begin Data for processing

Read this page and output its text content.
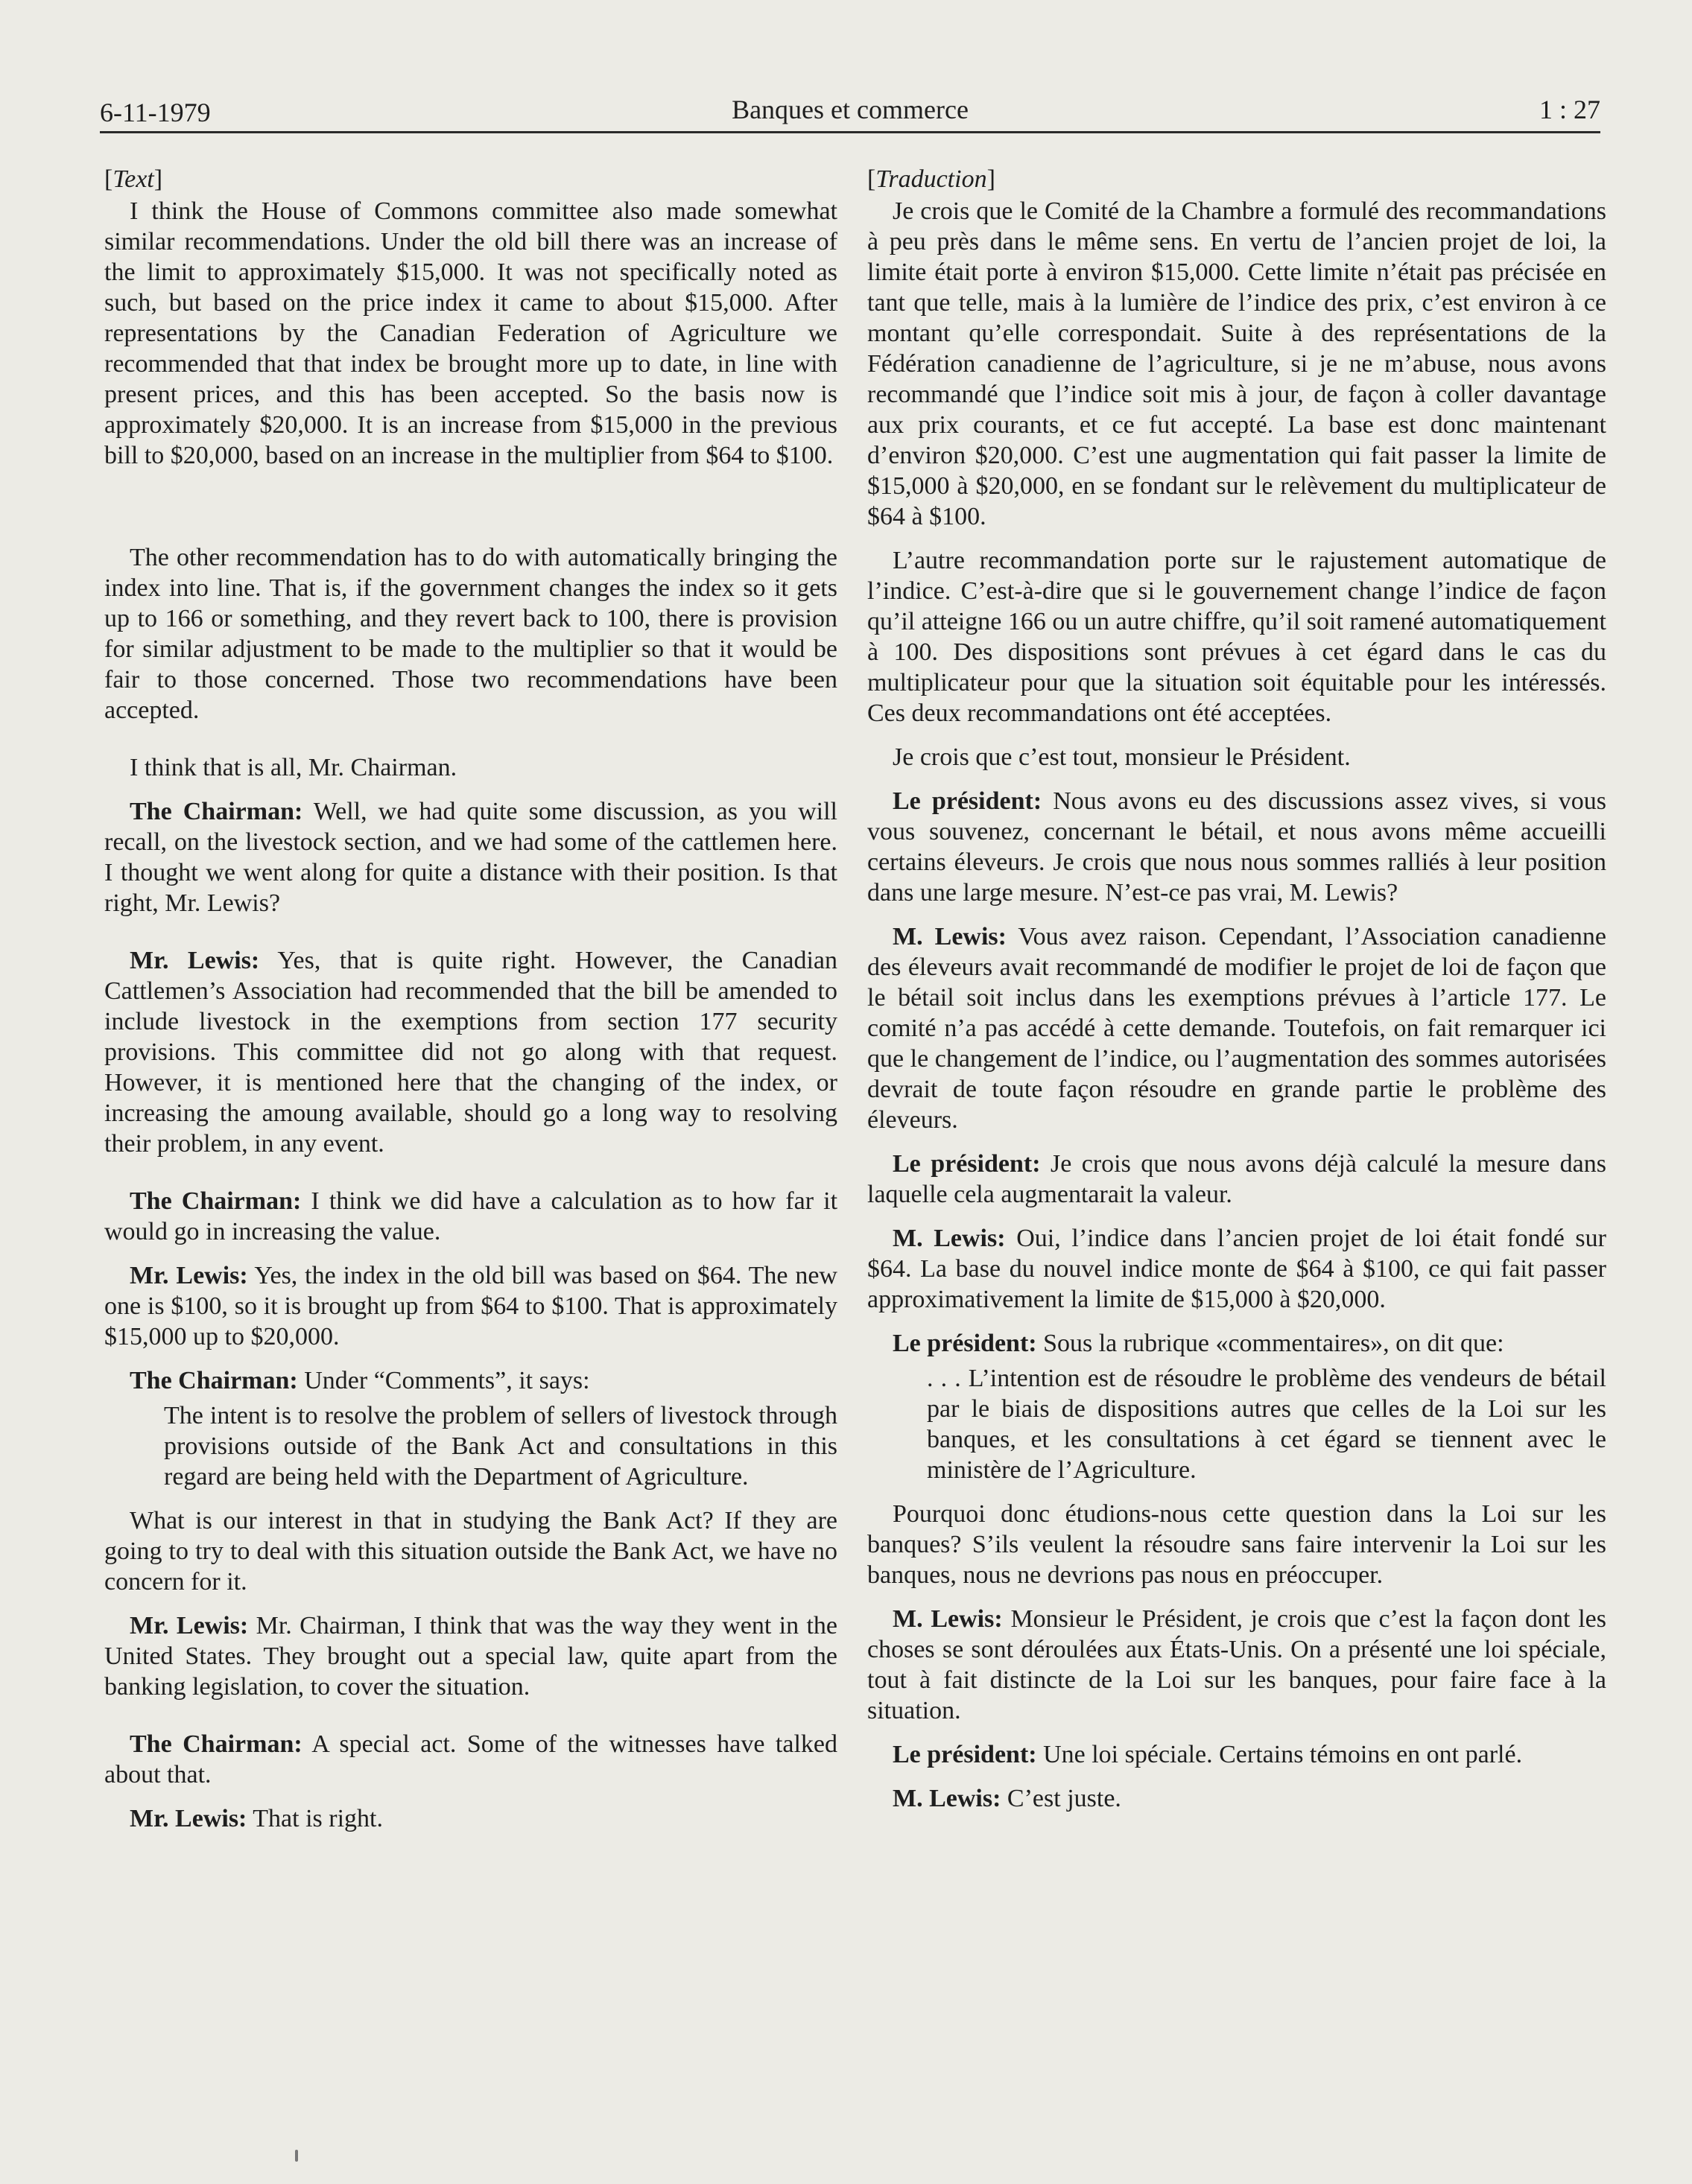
6-11-1979	Banques et commerce	1 : 27
[Text]

I think the House of Commons committee also made somewhat similar recommendations. Under the old bill there was an increase of the limit to approximately $15,000. It was not specifically noted as such, but based on the price index it came to about $15,000. After representations by the Canadian Federation of Agriculture we recommended that that index be brought more up to date, in line with present prices, and this has been accepted. So the basis now is approximately $20,000. It is an increase from $15,000 in the previous bill to $20,000, based on an increase in the multiplier from $64 to $100.

The other recommendation has to do with automatically bringing the index into line. That is, if the government changes the index so it gets up to 166 or something, and they revert back to 100, there is provision for similar adjustment to be made to the multiplier so that it would be fair to those concerned. Those two recommendations have been accepted.

I think that is all, Mr. Chairman.

The Chairman: Well, we had quite some discussion, as you will recall, on the livestock section, and we had some of the cattlemen here. I thought we went along for quite a distance with their position. Is that right, Mr. Lewis?

Mr. Lewis: Yes, that is quite right. However, the Canadian Cattlemen’s Association had recommended that the bill be amended to include livestock in the exemptions from section 177 security provisions. This committee did not go along with that request. However, it is mentioned here that the changing of the index, or increasing the amoung available, should go a long way to resolving their problem, in any event.

The Chairman: I think we did have a calculation as to how far it would go in increasing the value.

Mr. Lewis: Yes, the index in the old bill was based on $64. The new one is $100, so it is brought up from $64 to $100. That is approximately $15,000 up to $20,000.

The Chairman: Under “Comments”, it says:

The intent is to resolve the problem of sellers of livestock through provisions outside of the Bank Act and consultations in this regard are being held with the Department of Agriculture.

What is our interest in that in studying the Bank Act? If they are going to try to deal with this situation outside the Bank Act, we have no concern for it.

Mr. Lewis: Mr. Chairman, I think that was the way they went in the United States. They brought out a special law, quite apart from the banking legislation, to cover the situation.

The Chairman: A special act. Some of the witnesses have talked about that.

Mr. Lewis: That is right.

[Traduction]

Je crois que le Comité de la Chambre a formulé des recommandations à peu près dans le même sens. En vertu de l’ancien projet de loi, la limite était porte à environ $15,000. Cette limite n’était pas précisée en tant que telle, mais à la lumière de l’indice des prix, c’est environ à ce montant qu’elle correspondait. Suite à des représentations de la Fédération canadienne de l’agriculture, si je ne m’abuse, nous avons recommandé que l’indice soit mis à jour, de façon à coller davantage aux prix courants, et ce fut accepté. La base est donc maintenant d’environ $20,000. C’est une augmentation qui fait passer la limite de $15,000 à $20,000, en se fondant sur le relèvement du multiplicateur de $64 à $100.

L’autre recommandation porte sur le rajustement automatique de l’indice. C’est-à-dire que si le gouvernement change l’indice de façon qu’il atteigne 166 ou un autre chiffre, qu’il soit ramené automatiquement à 100. Des dispositions sont prévues à cet égard dans le cas du multiplicateur pour que la situation soit équitable pour les intéressés. Ces deux recommandations ont été acceptées.

Je crois que c’est tout, monsieur le Président.

Le président: Nous avons eu des discussions assez vives, si vous vous souvenez, concernant le bétail, et nous avons même accueilli certains éleveurs. Je crois que nous nous sommes ralliés à leur position dans une large mesure. N’est-ce pas vrai, M. Lewis?

M. Lewis: Vous avez raison. Cependant, l’Association canadienne des éleveurs avait recommandé de modifier le projet de loi de façon que le bétail soit inclus dans les exemptions prévues à l’article 177. Le comité n’a pas accédé à cette demande. Toutefois, on fait remarquer ici que le changement de l’indice, ou l’augmentation des sommes autorisées devrait de toute façon résoudre en grande partie le problème des éleveurs.

Le président: Je crois que nous avons déjà calculé la mesure dans laquelle cela augmentarait la valeur.

M. Lewis: Oui, l’indice dans l’ancien projet de loi était fondé sur $64. La base du nouvel indice monte de $64 à $100, ce qui fait passer approximativement la limite de $15,000 à $20,000.

Le président: Sous la rubrique «commentaires», on dit que:

. . . L’intention est de résoudre le problème des vendeurs de bétail par le biais de dispositions autres que celles de la Loi sur les banques, et les consultations à cet égard se tiennent avec le ministère de l’Agriculture.

Pourquoi donc étudions-nous cette question dans la Loi sur les banques? S’ils veulent la résoudre sans faire intervenir la Loi sur les banques, nous ne devrions pas nous en préoccuper.

M. Lewis: Monsieur le Président, je crois que c’est la façon dont les choses se sont déroulées aux États-Unis. On a présenté une loi spéciale, tout à fait distincte de la Loi sur les banques, pour faire face à la situation.

Le président: Une loi spéciale. Certains témoins en ont parlé.

M. Lewis: C’est juste.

end Data for processing

• [What to do]
Return each full line of the entries that contains the word "special".

• [Task solution]
Mr. Lewis: Mr. Chairman, I think that was the way they went in the United States. They brought out a special law, quite apart from the banking legislation, to cover the situation.
The Chairman: A special act. Some of the witnesses have talked about that.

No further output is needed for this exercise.